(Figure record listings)
** BEGIN **
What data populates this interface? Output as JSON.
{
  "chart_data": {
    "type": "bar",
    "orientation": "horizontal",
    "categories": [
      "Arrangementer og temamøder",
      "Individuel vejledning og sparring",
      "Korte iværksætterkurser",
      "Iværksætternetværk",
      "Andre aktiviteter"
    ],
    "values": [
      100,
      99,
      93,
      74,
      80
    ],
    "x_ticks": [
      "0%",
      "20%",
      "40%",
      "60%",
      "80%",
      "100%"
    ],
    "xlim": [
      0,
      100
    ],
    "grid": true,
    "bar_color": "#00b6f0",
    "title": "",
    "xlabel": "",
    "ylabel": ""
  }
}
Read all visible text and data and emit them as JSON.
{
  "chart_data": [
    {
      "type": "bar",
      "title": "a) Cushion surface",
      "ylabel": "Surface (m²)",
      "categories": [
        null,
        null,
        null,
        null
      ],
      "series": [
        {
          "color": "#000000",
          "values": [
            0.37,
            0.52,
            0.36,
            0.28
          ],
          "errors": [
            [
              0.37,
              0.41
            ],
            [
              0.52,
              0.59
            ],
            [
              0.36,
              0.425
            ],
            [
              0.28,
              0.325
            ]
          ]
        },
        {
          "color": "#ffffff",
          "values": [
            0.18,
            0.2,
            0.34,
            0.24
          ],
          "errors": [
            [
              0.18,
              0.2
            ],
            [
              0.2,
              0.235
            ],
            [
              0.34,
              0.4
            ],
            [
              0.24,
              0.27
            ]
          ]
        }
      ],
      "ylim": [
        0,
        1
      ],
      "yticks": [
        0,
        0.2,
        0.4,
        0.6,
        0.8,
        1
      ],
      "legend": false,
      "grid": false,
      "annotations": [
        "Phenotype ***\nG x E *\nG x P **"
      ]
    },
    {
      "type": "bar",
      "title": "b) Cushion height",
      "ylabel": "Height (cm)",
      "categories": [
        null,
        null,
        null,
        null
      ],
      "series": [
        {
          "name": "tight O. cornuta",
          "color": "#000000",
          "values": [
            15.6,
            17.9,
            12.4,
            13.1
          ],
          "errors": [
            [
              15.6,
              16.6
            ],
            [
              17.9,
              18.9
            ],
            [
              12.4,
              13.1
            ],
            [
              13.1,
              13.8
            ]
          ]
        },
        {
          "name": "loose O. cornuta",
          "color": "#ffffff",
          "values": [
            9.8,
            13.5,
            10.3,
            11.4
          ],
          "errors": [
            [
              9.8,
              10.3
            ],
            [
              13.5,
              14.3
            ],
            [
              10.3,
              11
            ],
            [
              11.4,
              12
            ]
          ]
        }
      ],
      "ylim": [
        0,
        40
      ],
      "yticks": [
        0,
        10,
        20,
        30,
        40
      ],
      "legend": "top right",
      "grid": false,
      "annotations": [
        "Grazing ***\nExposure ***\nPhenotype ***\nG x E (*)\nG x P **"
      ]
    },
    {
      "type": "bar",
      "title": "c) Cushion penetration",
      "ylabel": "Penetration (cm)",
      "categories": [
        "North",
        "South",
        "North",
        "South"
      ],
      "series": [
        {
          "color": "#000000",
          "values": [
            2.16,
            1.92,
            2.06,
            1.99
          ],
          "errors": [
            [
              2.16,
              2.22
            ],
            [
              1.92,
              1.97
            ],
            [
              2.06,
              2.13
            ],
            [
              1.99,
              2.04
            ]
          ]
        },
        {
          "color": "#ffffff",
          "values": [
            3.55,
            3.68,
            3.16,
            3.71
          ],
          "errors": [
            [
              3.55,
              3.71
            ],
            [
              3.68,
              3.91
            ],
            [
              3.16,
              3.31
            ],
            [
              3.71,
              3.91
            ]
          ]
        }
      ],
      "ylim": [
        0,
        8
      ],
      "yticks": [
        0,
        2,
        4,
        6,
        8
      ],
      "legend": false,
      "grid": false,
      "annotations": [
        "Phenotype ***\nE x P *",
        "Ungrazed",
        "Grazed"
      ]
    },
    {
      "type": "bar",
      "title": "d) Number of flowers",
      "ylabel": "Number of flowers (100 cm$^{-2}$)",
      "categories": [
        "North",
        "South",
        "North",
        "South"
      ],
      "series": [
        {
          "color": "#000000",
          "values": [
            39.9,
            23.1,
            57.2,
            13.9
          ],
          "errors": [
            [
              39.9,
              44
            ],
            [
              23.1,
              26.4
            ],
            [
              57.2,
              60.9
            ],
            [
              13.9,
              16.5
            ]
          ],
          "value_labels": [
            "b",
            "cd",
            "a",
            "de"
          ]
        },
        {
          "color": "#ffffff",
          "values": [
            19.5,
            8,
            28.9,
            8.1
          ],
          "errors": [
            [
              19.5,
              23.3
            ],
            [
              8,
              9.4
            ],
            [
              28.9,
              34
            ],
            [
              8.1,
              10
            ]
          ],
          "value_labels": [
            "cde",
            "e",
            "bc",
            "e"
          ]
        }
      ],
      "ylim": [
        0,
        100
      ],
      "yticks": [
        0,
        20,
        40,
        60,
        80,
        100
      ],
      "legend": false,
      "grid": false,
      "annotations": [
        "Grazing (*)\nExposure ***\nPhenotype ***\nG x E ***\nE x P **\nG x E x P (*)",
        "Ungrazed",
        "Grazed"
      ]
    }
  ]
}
** END **
Quote the data in full, keeping each word unchanged.

— THE REPLY —
What data populates this interface? Output as JSON.
{
  "chart_data": {
    "type": "bar",
    "orientation": "horizontal",
    "categories": [
      "Arrangementer og temamøder",
      "Individuel vejledning og sparring",
      "Korte iværksætterkurser",
      "Iværksætternetværk",
      "Andre aktiviteter"
    ],
    "values": [
      100,
      99,
      93,
      74,
      80
    ],
    "x_ticks": [
      "0%",
      "20%",
      "40%",
      "60%",
      "80%",
      "100%"
    ],
    "xlim": [
      0,
      100
    ],
    "grid": true,
    "bar_color": "#00b6f0",
    "title": "",
    "xlabel": "",
    "ylabel": ""
  }
}
Read all visible text and data and emit them as JSON.
{
  "chart_data": [
    {
      "type": "bar",
      "title": "a) Cushion surface",
      "ylabel": "Surface (m²)",
      "categories": [
        null,
        null,
        null,
        null
      ],
      "series": [
        {
          "color": "#000000",
          "values": [
            0.37,
            0.52,
            0.36,
            0.28
          ],
          "errors": [
            [
              0.37,
              0.41
            ],
            [
              0.52,
              0.59
            ],
            [
              0.36,
              0.425
            ],
            [
              0.28,
              0.325
            ]
          ]
        },
        {
          "color": "#ffffff",
          "values": [
            0.18,
            0.2,
            0.34,
            0.24
          ],
          "errors": [
            [
              0.18,
              0.2
            ],
            [
              0.2,
              0.235
            ],
            [
              0.34,
              0.4
            ],
            [
              0.24,
              0.27
            ]
          ]
        }
      ],
      "ylim": [
        0,
        1
      ],
      "yticks": [
        0,
        0.2,
        0.4,
        0.6,
        0.8,
        1
      ],
      "legend": false,
      "grid": false,
      "annotations": [
        "Phenotype ***\nG x E *\nG x P **"
      ]
    },
    {
      "type": "bar",
      "title": "b) Cushion height",
      "ylabel": "Height (cm)",
      "categories": [
        null,
        null,
        null,
        null
      ],
      "series": [
        {
          "name": "tight O. cornuta",
          "color": "#000000",
          "values": [
            15.6,
            17.9,
            12.4,
            13.1
          ],
          "errors": [
            [
              15.6,
              16.6
            ],
            [
              17.9,
              18.9
            ],
            [
              12.4,
              13.1
            ],
            [
              13.1,
              13.8
            ]
          ]
        },
        {
          "name": "loose O. cornuta",
          "color": "#ffffff",
          "values": [
            9.8,
            13.5,
            10.3,
            11.4
          ],
          "errors": [
            [
              9.8,
              10.3
            ],
            [
              13.5,
              14.3
            ],
            [
              10.3,
              11
            ],
            [
              11.4,
              12
            ]
          ]
        }
      ],
      "ylim": [
        0,
        40
      ],
      "yticks": [
        0,
        10,
        20,
        30,
        40
      ],
      "legend": "top right",
      "grid": false,
      "annotations": [
        "Grazing ***\nExposure ***\nPhenotype ***\nG x E (*)\nG x P **"
      ]
    },
    {
      "type": "bar",
      "title": "c) Cushion penetration",
      "ylabel": "Penetration (cm)",
      "categories": [
        "North",
        "South",
        "North",
        "South"
      ],
      "series": [
        {
          "color": "#000000",
          "values": [
            2.16,
            1.92,
            2.06,
            1.99
          ],
          "errors": [
            [
              2.16,
              2.22
            ],
            [
              1.92,
              1.97
            ],
            [
              2.06,
              2.13
            ],
            [
              1.99,
              2.04
            ]
          ]
        },
        {
          "color": "#ffffff",
          "values": [
            3.55,
            3.68,
            3.16,
            3.71
          ],
          "errors": [
            [
              3.55,
              3.71
            ],
            [
              3.68,
              3.91
            ],
            [
              3.16,
              3.31
            ],
            [
              3.71,
              3.91
            ]
          ]
        }
      ],
      "ylim": [
        0,
        8
      ],
      "yticks": [
        0,
        2,
        4,
        6,
        8
      ],
      "legend": false,
      "grid": false,
      "annotations": [
        "Phenotype ***\nE x P *",
        "Ungrazed",
        "Grazed"
      ]
    },
    {
      "type": "bar",
      "title": "d) Number of flowers",
      "ylabel": "Number of flowers (100 cm$^{-2}$)",
      "categories": [
        "North",
        "South",
        "North",
        "South"
      ],
      "series": [
        {
          "color": "#000000",
          "values": [
            39.9,
            23.1,
            57.2,
            13.9
          ],
          "errors": [
            [
              39.9,
              44
            ],
            [
              23.1,
              26.4
            ],
            [
              57.2,
              60.9
            ],
            [
              13.9,
              16.5
            ]
          ],
          "value_labels": [
            "b",
            "cd",
            "a",
            "de"
          ]
        },
        {
          "color": "#ffffff",
          "values": [
            19.5,
            8,
            28.9,
            8.1
          ],
          "errors": [
            [
              19.5,
              23.3
            ],
            [
              8,
              9.4
            ],
            [
              28.9,
              34
            ],
            [
              8.1,
              10
            ]
          ],
          "value_labels": [
            "cde",
            "e",
            "bc",
            "e"
          ]
        }
      ],
      "ylim": [
        0,
        100
      ],
      "yticks": [
        0,
        20,
        40,
        60,
        80,
        100
      ],
      "legend": false,
      "grid": false,
      "annotations": [
        "Grazing (*)\nExposure ***\nPhenotype ***\nG x E ***\nE x P **\nG x E x P (*)",
        "Ungrazed",
        "Grazed"
      ]
    }
  ]
}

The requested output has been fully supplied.